SHORT TASK
Restate each of the lines below word for word and drop every picture.

··· MATERIAL TO PROCESS ···

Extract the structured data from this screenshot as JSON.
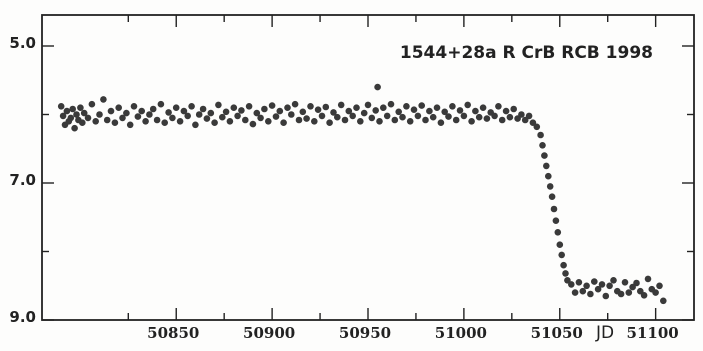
{
  "chart_data": {
    "type": "scatter",
    "title": "1544+28a  R CrB  RCB  1998",
    "xlabel": "JD",
    "ylabel": "",
    "xlim": [
      50780,
      51120
    ],
    "ylim": [
      5.0,
      9.0
    ],
    "y_inverted": true,
    "grid": false,
    "x_ticks": [
      50850,
      50900,
      50950,
      51000,
      51050,
      51100
    ],
    "x_tick_labels": [
      "50850",
      "50900",
      "50950",
      "51000",
      "51050",
      "51100"
    ],
    "y_ticks": [
      5.0,
      7.0,
      9.0
    ],
    "y_tick_labels": [
      "5.0",
      "7.0",
      "9.0"
    ],
    "series": [
      {
        "name": "",
        "color": "#3a3a3a",
        "points": [
          [
            50790,
            5.88
          ],
          [
            50791,
            6.02
          ],
          [
            50792,
            6.15
          ],
          [
            50793,
            5.95
          ],
          [
            50794,
            6.1
          ],
          [
            50795,
            6.05
          ],
          [
            50796,
            5.92
          ],
          [
            50797,
            6.2
          ],
          [
            50798,
            6.0
          ],
          [
            50799,
            6.08
          ],
          [
            50800,
            5.9
          ],
          [
            50801,
            6.12
          ],
          [
            50802,
            5.98
          ],
          [
            50804,
            6.05
          ],
          [
            50806,
            5.85
          ],
          [
            50808,
            6.1
          ],
          [
            50810,
            6.0
          ],
          [
            50812,
            5.78
          ],
          [
            50814,
            6.08
          ],
          [
            50816,
            5.95
          ],
          [
            50818,
            6.12
          ],
          [
            50820,
            5.9
          ],
          [
            50822,
            6.05
          ],
          [
            50824,
            5.98
          ],
          [
            50826,
            6.15
          ],
          [
            50828,
            5.88
          ],
          [
            50830,
            6.03
          ],
          [
            50832,
            5.95
          ],
          [
            50834,
            6.1
          ],
          [
            50836,
            6.0
          ],
          [
            50838,
            5.92
          ],
          [
            50840,
            6.08
          ],
          [
            50842,
            5.85
          ],
          [
            50844,
            6.12
          ],
          [
            50846,
            5.97
          ],
          [
            50848,
            6.05
          ],
          [
            50850,
            5.9
          ],
          [
            50852,
            6.1
          ],
          [
            50854,
            5.95
          ],
          [
            50856,
            6.02
          ],
          [
            50858,
            5.88
          ],
          [
            50860,
            6.15
          ],
          [
            50862,
            6.0
          ],
          [
            50864,
            5.92
          ],
          [
            50866,
            6.06
          ],
          [
            50868,
            5.98
          ],
          [
            50870,
            6.12
          ],
          [
            50872,
            5.86
          ],
          [
            50874,
            6.04
          ],
          [
            50876,
            5.96
          ],
          [
            50878,
            6.1
          ],
          [
            50880,
            5.9
          ],
          [
            50882,
            6.02
          ],
          [
            50884,
            5.94
          ],
          [
            50886,
            6.08
          ],
          [
            50888,
            5.88
          ],
          [
            50890,
            6.14
          ],
          [
            50892,
            5.98
          ],
          [
            50894,
            6.05
          ],
          [
            50896,
            5.92
          ],
          [
            50898,
            6.1
          ],
          [
            50900,
            5.87
          ],
          [
            50902,
            6.03
          ],
          [
            50904,
            5.95
          ],
          [
            50906,
            6.12
          ],
          [
            50908,
            5.9
          ],
          [
            50910,
            6.0
          ],
          [
            50912,
            5.85
          ],
          [
            50914,
            6.08
          ],
          [
            50916,
            5.96
          ],
          [
            50918,
            6.06
          ],
          [
            50920,
            5.88
          ],
          [
            50922,
            6.1
          ],
          [
            50924,
            5.93
          ],
          [
            50926,
            6.02
          ],
          [
            50928,
            5.89
          ],
          [
            50930,
            6.12
          ],
          [
            50932,
            5.97
          ],
          [
            50934,
            6.04
          ],
          [
            50936,
            5.86
          ],
          [
            50938,
            6.08
          ],
          [
            50940,
            5.95
          ],
          [
            50942,
            6.02
          ],
          [
            50944,
            5.9
          ],
          [
            50946,
            6.1
          ],
          [
            50948,
            5.98
          ],
          [
            50950,
            5.86
          ],
          [
            50952,
            6.05
          ],
          [
            50954,
            5.94
          ],
          [
            50955,
            5.6
          ],
          [
            50956,
            6.1
          ],
          [
            50958,
            5.9
          ],
          [
            50960,
            6.02
          ],
          [
            50962,
            5.85
          ],
          [
            50964,
            6.08
          ],
          [
            50966,
            5.96
          ],
          [
            50968,
            6.04
          ],
          [
            50970,
            5.88
          ],
          [
            50972,
            6.1
          ],
          [
            50974,
            5.93
          ],
          [
            50976,
            6.02
          ],
          [
            50978,
            5.87
          ],
          [
            50980,
            6.08
          ],
          [
            50982,
            5.95
          ],
          [
            50984,
            6.04
          ],
          [
            50986,
            5.9
          ],
          [
            50988,
            6.12
          ],
          [
            50990,
            5.96
          ],
          [
            50992,
            6.03
          ],
          [
            50994,
            5.88
          ],
          [
            50996,
            6.08
          ],
          [
            50998,
            5.94
          ],
          [
            51000,
            6.02
          ],
          [
            51002,
            5.86
          ],
          [
            51004,
            6.1
          ],
          [
            51006,
            5.95
          ],
          [
            51008,
            6.04
          ],
          [
            51010,
            5.9
          ],
          [
            51012,
            6.06
          ],
          [
            51014,
            5.97
          ],
          [
            51016,
            6.02
          ],
          [
            51018,
            5.88
          ],
          [
            51020,
            6.08
          ],
          [
            51022,
            5.95
          ],
          [
            51024,
            6.04
          ],
          [
            51026,
            5.92
          ],
          [
            51028,
            6.06
          ],
          [
            51030,
            6.0
          ],
          [
            51032,
            6.08
          ],
          [
            51034,
            6.02
          ],
          [
            51036,
            6.12
          ],
          [
            51038,
            6.18
          ],
          [
            51040,
            6.3
          ],
          [
            51041,
            6.45
          ],
          [
            51042,
            6.6
          ],
          [
            51043,
            6.75
          ],
          [
            51044,
            6.9
          ],
          [
            51045,
            7.05
          ],
          [
            51046,
            7.2
          ],
          [
            51047,
            7.38
          ],
          [
            51048,
            7.55
          ],
          [
            51049,
            7.72
          ],
          [
            51050,
            7.9
          ],
          [
            51051,
            8.05
          ],
          [
            51052,
            8.2
          ],
          [
            51053,
            8.32
          ],
          [
            51054,
            8.42
          ],
          [
            51056,
            8.48
          ],
          [
            51058,
            8.6
          ],
          [
            51060,
            8.45
          ],
          [
            51062,
            8.58
          ],
          [
            51064,
            8.5
          ],
          [
            51066,
            8.62
          ],
          [
            51068,
            8.44
          ],
          [
            51070,
            8.55
          ],
          [
            51072,
            8.48
          ],
          [
            51074,
            8.65
          ],
          [
            51076,
            8.5
          ],
          [
            51078,
            8.42
          ],
          [
            51080,
            8.58
          ],
          [
            51082,
            8.62
          ],
          [
            51084,
            8.45
          ],
          [
            51086,
            8.6
          ],
          [
            51088,
            8.52
          ],
          [
            51090,
            8.46
          ],
          [
            51092,
            8.58
          ],
          [
            51094,
            8.64
          ],
          [
            51096,
            8.4
          ],
          [
            51098,
            8.55
          ],
          [
            51100,
            8.6
          ],
          [
            51102,
            8.5
          ],
          [
            51104,
            8.72
          ]
        ]
      }
    ]
  }
}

···

SOLUTION TO THIS PROBLEM
Extract the structured data from this screenshot as JSON.
{
  "chart_data": {
    "type": "scatter",
    "title": "1544+28a  R CrB  RCB  1998",
    "xlabel": "JD",
    "ylabel": "",
    "xlim": [
      50780,
      51120
    ],
    "ylim": [
      5.0,
      9.0
    ],
    "y_inverted": true,
    "grid": false,
    "x_ticks": [
      50850,
      50900,
      50950,
      51000,
      51050,
      51100
    ],
    "x_tick_labels": [
      "50850",
      "50900",
      "50950",
      "51000",
      "51050",
      "51100"
    ],
    "y_ticks": [
      5.0,
      7.0,
      9.0
    ],
    "y_tick_labels": [
      "5.0",
      "7.0",
      "9.0"
    ],
    "series": [
      {
        "name": "",
        "color": "#3a3a3a",
        "points": [
          [
            50790,
            5.88
          ],
          [
            50791,
            6.02
          ],
          [
            50792,
            6.15
          ],
          [
            50793,
            5.95
          ],
          [
            50794,
            6.1
          ],
          [
            50795,
            6.05
          ],
          [
            50796,
            5.92
          ],
          [
            50797,
            6.2
          ],
          [
            50798,
            6.0
          ],
          [
            50799,
            6.08
          ],
          [
            50800,
            5.9
          ],
          [
            50801,
            6.12
          ],
          [
            50802,
            5.98
          ],
          [
            50804,
            6.05
          ],
          [
            50806,
            5.85
          ],
          [
            50808,
            6.1
          ],
          [
            50810,
            6.0
          ],
          [
            50812,
            5.78
          ],
          [
            50814,
            6.08
          ],
          [
            50816,
            5.95
          ],
          [
            50818,
            6.12
          ],
          [
            50820,
            5.9
          ],
          [
            50822,
            6.05
          ],
          [
            50824,
            5.98
          ],
          [
            50826,
            6.15
          ],
          [
            50828,
            5.88
          ],
          [
            50830,
            6.03
          ],
          [
            50832,
            5.95
          ],
          [
            50834,
            6.1
          ],
          [
            50836,
            6.0
          ],
          [
            50838,
            5.92
          ],
          [
            50840,
            6.08
          ],
          [
            50842,
            5.85
          ],
          [
            50844,
            6.12
          ],
          [
            50846,
            5.97
          ],
          [
            50848,
            6.05
          ],
          [
            50850,
            5.9
          ],
          [
            50852,
            6.1
          ],
          [
            50854,
            5.95
          ],
          [
            50856,
            6.02
          ],
          [
            50858,
            5.88
          ],
          [
            50860,
            6.15
          ],
          [
            50862,
            6.0
          ],
          [
            50864,
            5.92
          ],
          [
            50866,
            6.06
          ],
          [
            50868,
            5.98
          ],
          [
            50870,
            6.12
          ],
          [
            50872,
            5.86
          ],
          [
            50874,
            6.04
          ],
          [
            50876,
            5.96
          ],
          [
            50878,
            6.1
          ],
          [
            50880,
            5.9
          ],
          [
            50882,
            6.02
          ],
          [
            50884,
            5.94
          ],
          [
            50886,
            6.08
          ],
          [
            50888,
            5.88
          ],
          [
            50890,
            6.14
          ],
          [
            50892,
            5.98
          ],
          [
            50894,
            6.05
          ],
          [
            50896,
            5.92
          ],
          [
            50898,
            6.1
          ],
          [
            50900,
            5.87
          ],
          [
            50902,
            6.03
          ],
          [
            50904,
            5.95
          ],
          [
            50906,
            6.12
          ],
          [
            50908,
            5.9
          ],
          [
            50910,
            6.0
          ],
          [
            50912,
            5.85
          ],
          [
            50914,
            6.08
          ],
          [
            50916,
            5.96
          ],
          [
            50918,
            6.06
          ],
          [
            50920,
            5.88
          ],
          [
            50922,
            6.1
          ],
          [
            50924,
            5.93
          ],
          [
            50926,
            6.02
          ],
          [
            50928,
            5.89
          ],
          [
            50930,
            6.12
          ],
          [
            50932,
            5.97
          ],
          [
            50934,
            6.04
          ],
          [
            50936,
            5.86
          ],
          [
            50938,
            6.08
          ],
          [
            50940,
            5.95
          ],
          [
            50942,
            6.02
          ],
          [
            50944,
            5.9
          ],
          [
            50946,
            6.1
          ],
          [
            50948,
            5.98
          ],
          [
            50950,
            5.86
          ],
          [
            50952,
            6.05
          ],
          [
            50954,
            5.94
          ],
          [
            50955,
            5.6
          ],
          [
            50956,
            6.1
          ],
          [
            50958,
            5.9
          ],
          [
            50960,
            6.02
          ],
          [
            50962,
            5.85
          ],
          [
            50964,
            6.08
          ],
          [
            50966,
            5.96
          ],
          [
            50968,
            6.04
          ],
          [
            50970,
            5.88
          ],
          [
            50972,
            6.1
          ],
          [
            50974,
            5.93
          ],
          [
            50976,
            6.02
          ],
          [
            50978,
            5.87
          ],
          [
            50980,
            6.08
          ],
          [
            50982,
            5.95
          ],
          [
            50984,
            6.04
          ],
          [
            50986,
            5.9
          ],
          [
            50988,
            6.12
          ],
          [
            50990,
            5.96
          ],
          [
            50992,
            6.03
          ],
          [
            50994,
            5.88
          ],
          [
            50996,
            6.08
          ],
          [
            50998,
            5.94
          ],
          [
            51000,
            6.02
          ],
          [
            51002,
            5.86
          ],
          [
            51004,
            6.1
          ],
          [
            51006,
            5.95
          ],
          [
            51008,
            6.04
          ],
          [
            51010,
            5.9
          ],
          [
            51012,
            6.06
          ],
          [
            51014,
            5.97
          ],
          [
            51016,
            6.02
          ],
          [
            51018,
            5.88
          ],
          [
            51020,
            6.08
          ],
          [
            51022,
            5.95
          ],
          [
            51024,
            6.04
          ],
          [
            51026,
            5.92
          ],
          [
            51028,
            6.06
          ],
          [
            51030,
            6.0
          ],
          [
            51032,
            6.08
          ],
          [
            51034,
            6.02
          ],
          [
            51036,
            6.12
          ],
          [
            51038,
            6.18
          ],
          [
            51040,
            6.3
          ],
          [
            51041,
            6.45
          ],
          [
            51042,
            6.6
          ],
          [
            51043,
            6.75
          ],
          [
            51044,
            6.9
          ],
          [
            51045,
            7.05
          ],
          [
            51046,
            7.2
          ],
          [
            51047,
            7.38
          ],
          [
            51048,
            7.55
          ],
          [
            51049,
            7.72
          ],
          [
            51050,
            7.9
          ],
          [
            51051,
            8.05
          ],
          [
            51052,
            8.2
          ],
          [
            51053,
            8.32
          ],
          [
            51054,
            8.42
          ],
          [
            51056,
            8.48
          ],
          [
            51058,
            8.6
          ],
          [
            51060,
            8.45
          ],
          [
            51062,
            8.58
          ],
          [
            51064,
            8.5
          ],
          [
            51066,
            8.62
          ],
          [
            51068,
            8.44
          ],
          [
            51070,
            8.55
          ],
          [
            51072,
            8.48
          ],
          [
            51074,
            8.65
          ],
          [
            51076,
            8.5
          ],
          [
            51078,
            8.42
          ],
          [
            51080,
            8.58
          ],
          [
            51082,
            8.62
          ],
          [
            51084,
            8.45
          ],
          [
            51086,
            8.6
          ],
          [
            51088,
            8.52
          ],
          [
            51090,
            8.46
          ],
          [
            51092,
            8.58
          ],
          [
            51094,
            8.64
          ],
          [
            51096,
            8.4
          ],
          [
            51098,
            8.55
          ],
          [
            51100,
            8.6
          ],
          [
            51102,
            8.5
          ],
          [
            51104,
            8.72
          ]
        ]
      }
    ]
  }
}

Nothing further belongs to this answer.